In the following material, identify every line holding the string "Supprimer" and return it.
------
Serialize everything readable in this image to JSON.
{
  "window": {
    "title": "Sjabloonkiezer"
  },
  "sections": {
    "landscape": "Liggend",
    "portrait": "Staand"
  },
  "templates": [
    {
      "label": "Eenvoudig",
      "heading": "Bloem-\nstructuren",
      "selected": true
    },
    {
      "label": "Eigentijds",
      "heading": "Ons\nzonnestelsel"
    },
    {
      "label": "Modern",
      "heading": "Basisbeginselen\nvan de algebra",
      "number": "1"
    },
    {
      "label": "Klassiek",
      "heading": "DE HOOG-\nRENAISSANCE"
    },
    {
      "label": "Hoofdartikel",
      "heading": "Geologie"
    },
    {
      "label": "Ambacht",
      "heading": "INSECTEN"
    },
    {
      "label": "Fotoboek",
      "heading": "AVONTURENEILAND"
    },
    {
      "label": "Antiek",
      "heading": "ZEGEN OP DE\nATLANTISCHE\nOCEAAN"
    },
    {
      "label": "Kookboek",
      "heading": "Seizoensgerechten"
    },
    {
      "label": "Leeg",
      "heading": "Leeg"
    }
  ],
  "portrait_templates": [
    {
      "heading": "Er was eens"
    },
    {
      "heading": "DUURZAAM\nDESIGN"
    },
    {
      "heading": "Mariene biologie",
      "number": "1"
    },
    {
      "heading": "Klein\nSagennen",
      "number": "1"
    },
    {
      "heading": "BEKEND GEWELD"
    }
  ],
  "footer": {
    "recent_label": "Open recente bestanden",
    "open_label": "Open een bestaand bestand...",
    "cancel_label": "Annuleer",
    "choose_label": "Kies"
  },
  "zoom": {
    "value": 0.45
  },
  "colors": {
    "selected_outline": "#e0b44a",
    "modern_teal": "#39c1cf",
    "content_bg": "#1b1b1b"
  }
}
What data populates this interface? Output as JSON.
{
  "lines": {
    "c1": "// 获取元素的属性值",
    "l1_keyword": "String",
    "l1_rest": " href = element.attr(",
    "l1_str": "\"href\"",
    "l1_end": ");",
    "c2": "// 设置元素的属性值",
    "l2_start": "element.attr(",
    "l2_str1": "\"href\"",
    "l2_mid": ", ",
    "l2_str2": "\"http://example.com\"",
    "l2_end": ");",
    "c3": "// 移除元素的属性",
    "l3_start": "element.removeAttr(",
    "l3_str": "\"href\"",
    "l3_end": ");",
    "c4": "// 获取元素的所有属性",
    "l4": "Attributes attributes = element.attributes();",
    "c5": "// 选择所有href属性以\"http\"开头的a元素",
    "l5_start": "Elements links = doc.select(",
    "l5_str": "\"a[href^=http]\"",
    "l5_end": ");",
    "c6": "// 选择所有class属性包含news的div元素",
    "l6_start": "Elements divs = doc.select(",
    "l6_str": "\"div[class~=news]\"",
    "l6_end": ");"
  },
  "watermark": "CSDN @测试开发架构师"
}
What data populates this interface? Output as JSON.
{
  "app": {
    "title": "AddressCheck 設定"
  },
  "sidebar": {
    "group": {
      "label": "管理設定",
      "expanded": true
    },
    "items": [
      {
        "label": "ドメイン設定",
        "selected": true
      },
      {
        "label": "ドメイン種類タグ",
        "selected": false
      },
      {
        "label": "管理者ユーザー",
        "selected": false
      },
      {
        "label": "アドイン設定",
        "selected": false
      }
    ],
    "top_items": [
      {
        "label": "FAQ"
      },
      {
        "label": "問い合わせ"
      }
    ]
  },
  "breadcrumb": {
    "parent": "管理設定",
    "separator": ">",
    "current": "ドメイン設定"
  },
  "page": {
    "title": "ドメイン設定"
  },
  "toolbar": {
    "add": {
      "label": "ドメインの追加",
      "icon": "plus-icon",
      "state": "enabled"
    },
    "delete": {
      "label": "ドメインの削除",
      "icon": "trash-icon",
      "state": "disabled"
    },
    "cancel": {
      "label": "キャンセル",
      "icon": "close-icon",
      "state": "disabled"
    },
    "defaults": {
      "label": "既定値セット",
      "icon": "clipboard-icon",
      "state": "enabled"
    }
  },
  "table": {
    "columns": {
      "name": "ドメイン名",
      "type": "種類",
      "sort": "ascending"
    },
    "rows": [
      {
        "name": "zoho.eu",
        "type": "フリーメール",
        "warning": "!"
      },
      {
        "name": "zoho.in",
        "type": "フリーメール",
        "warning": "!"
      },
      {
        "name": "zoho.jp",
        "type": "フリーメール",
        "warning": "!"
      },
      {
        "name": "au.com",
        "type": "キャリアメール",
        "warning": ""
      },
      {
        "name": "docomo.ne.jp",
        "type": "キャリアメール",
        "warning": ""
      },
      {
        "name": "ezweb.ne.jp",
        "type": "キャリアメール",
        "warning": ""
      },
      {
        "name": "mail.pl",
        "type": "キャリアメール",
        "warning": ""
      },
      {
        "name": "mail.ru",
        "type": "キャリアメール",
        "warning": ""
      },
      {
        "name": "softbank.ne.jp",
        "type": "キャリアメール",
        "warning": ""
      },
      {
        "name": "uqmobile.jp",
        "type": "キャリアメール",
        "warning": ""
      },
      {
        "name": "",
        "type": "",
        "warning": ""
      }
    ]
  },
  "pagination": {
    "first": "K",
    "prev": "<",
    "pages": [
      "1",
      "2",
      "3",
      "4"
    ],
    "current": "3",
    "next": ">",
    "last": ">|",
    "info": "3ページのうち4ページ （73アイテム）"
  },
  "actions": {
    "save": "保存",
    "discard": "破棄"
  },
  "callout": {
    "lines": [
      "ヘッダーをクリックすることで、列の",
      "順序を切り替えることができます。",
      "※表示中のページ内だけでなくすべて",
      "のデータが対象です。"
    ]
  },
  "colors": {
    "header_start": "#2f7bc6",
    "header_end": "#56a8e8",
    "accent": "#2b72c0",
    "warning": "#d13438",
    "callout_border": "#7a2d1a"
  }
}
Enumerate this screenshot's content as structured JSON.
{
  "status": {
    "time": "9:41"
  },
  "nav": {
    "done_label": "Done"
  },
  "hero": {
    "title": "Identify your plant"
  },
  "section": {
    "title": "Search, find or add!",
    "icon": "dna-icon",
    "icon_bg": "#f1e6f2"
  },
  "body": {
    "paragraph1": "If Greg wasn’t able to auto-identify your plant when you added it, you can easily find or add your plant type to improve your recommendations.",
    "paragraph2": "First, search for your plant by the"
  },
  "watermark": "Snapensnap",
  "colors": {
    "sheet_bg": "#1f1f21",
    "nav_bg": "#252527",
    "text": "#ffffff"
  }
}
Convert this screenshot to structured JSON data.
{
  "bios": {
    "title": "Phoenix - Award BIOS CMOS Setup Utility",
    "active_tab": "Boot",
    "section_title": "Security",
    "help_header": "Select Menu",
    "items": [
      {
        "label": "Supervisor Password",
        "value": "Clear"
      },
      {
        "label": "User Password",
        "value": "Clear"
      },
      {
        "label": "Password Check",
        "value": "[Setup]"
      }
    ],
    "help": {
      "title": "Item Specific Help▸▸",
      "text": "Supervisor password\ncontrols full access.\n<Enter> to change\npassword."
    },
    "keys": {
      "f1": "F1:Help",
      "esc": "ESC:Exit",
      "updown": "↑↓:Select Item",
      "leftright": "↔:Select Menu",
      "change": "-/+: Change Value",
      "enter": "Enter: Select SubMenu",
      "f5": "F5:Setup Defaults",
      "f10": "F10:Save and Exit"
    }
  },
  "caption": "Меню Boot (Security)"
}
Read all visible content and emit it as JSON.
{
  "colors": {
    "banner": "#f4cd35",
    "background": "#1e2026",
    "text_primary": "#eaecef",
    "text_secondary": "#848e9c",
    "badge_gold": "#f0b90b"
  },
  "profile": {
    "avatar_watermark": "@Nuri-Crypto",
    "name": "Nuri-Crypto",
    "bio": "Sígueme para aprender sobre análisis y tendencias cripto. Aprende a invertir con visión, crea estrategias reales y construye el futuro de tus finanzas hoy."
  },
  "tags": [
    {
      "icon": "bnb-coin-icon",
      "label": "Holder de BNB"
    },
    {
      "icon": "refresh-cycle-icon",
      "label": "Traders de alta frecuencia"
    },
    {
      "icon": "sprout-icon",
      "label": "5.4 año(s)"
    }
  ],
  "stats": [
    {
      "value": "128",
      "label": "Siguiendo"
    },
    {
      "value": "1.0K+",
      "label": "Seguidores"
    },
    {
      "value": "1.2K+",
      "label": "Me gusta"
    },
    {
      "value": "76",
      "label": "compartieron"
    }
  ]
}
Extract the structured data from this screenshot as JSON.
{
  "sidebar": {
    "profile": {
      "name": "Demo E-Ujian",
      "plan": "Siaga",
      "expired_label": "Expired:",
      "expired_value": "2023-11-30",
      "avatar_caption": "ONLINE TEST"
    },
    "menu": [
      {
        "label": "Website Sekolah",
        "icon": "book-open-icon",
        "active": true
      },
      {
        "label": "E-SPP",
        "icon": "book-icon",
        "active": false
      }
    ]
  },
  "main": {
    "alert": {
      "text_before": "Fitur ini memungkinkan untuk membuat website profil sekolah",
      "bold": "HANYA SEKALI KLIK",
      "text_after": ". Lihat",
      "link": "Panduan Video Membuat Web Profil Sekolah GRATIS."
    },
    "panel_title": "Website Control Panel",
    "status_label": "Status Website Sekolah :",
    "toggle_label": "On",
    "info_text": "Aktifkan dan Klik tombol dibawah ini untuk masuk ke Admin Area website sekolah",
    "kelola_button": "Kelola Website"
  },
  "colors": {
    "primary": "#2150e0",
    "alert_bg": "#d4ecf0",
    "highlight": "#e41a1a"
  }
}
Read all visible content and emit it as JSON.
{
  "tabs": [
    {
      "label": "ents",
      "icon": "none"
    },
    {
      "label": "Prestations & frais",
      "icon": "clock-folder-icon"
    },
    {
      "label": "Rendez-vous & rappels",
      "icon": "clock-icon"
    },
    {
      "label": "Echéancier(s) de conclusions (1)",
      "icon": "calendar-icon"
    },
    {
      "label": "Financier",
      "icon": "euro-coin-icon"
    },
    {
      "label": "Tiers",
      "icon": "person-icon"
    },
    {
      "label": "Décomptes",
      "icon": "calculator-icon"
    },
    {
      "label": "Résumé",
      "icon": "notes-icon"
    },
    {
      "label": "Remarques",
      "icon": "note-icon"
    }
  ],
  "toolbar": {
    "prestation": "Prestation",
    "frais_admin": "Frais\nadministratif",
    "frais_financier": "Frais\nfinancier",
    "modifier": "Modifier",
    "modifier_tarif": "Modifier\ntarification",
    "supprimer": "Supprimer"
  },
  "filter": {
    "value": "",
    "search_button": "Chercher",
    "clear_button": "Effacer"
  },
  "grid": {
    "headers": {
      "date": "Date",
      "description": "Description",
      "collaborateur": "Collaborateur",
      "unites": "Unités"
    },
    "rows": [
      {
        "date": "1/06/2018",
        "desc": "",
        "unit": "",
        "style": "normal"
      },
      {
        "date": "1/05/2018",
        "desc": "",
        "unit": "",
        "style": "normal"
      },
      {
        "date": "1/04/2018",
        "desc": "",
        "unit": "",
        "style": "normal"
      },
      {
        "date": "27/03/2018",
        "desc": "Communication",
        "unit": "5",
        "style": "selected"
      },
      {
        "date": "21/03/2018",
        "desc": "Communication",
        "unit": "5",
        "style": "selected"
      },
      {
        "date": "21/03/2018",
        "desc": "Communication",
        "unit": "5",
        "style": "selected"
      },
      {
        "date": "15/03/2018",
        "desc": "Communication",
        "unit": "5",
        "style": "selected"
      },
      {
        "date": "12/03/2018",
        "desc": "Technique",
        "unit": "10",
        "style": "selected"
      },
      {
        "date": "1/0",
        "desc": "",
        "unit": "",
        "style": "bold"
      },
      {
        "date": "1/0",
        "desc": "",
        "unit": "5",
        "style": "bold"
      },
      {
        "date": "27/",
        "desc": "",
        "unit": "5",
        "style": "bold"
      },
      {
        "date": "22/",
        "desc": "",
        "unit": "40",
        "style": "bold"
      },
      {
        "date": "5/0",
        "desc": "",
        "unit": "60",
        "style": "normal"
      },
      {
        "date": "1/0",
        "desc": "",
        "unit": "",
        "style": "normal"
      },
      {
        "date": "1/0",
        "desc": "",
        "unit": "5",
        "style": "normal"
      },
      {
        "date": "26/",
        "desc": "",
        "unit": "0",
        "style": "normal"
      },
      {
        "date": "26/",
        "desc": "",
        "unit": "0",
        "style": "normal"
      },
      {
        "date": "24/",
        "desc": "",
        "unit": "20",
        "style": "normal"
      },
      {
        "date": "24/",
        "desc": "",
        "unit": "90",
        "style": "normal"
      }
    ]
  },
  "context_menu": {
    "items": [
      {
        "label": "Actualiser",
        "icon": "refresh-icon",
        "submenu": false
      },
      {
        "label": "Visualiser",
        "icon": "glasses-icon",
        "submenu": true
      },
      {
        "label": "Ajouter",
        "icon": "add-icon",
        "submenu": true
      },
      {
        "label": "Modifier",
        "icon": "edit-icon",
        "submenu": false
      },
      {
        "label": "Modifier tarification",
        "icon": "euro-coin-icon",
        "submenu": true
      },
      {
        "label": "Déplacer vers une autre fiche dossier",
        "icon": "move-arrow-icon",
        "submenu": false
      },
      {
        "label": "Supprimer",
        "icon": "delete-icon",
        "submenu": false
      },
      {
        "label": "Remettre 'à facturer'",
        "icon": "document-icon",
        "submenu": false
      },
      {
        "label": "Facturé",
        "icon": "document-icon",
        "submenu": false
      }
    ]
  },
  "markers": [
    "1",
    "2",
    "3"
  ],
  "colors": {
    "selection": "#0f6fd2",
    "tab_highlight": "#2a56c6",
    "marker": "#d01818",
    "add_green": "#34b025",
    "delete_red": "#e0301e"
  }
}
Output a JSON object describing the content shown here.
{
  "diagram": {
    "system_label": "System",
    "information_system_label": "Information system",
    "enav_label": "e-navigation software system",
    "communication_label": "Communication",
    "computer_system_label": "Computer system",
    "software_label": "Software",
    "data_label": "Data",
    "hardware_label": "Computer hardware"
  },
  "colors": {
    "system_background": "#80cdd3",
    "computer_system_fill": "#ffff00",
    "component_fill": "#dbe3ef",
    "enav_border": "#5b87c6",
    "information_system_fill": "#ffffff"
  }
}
------
▸ **EXPECTED ANSWER**
    "supprimer": "Supprimer"
        "label": "Supprimer",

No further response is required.